GOAL:
Write out every line of the records below exactly as it appears, changing nothing.

Source records:
..........

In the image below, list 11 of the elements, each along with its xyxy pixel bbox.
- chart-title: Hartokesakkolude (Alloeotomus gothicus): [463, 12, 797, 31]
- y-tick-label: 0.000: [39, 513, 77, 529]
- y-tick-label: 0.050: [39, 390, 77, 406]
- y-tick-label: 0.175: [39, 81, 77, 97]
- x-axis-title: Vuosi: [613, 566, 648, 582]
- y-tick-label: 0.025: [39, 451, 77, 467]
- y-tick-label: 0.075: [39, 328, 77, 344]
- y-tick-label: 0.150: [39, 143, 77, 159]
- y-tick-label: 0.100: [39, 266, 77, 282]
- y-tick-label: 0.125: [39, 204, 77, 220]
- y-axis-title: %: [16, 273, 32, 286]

..........

WRITTEN ANSWER:
In the image below, list 11 of the elements, each along with its xyxy pixel bbox.
- chart-title: Hartokesakkolude (Alloeotomus gothicus): [463, 12, 797, 31]
- y-tick-label: 0.000: [39, 513, 77, 529]
- y-tick-label: 0.050: [39, 390, 77, 406]
- y-tick-label: 0.175: [39, 81, 77, 97]
- x-axis-title: Vuosi: [613, 566, 648, 582]
- y-tick-label: 0.025: [39, 451, 77, 467]
- y-tick-label: 0.075: [39, 328, 77, 344]
- y-tick-label: 0.150: [39, 143, 77, 159]
- y-tick-label: 0.100: [39, 266, 77, 282]
- y-tick-label: 0.125: [39, 204, 77, 220]
- y-axis-title: %: [16, 273, 32, 286]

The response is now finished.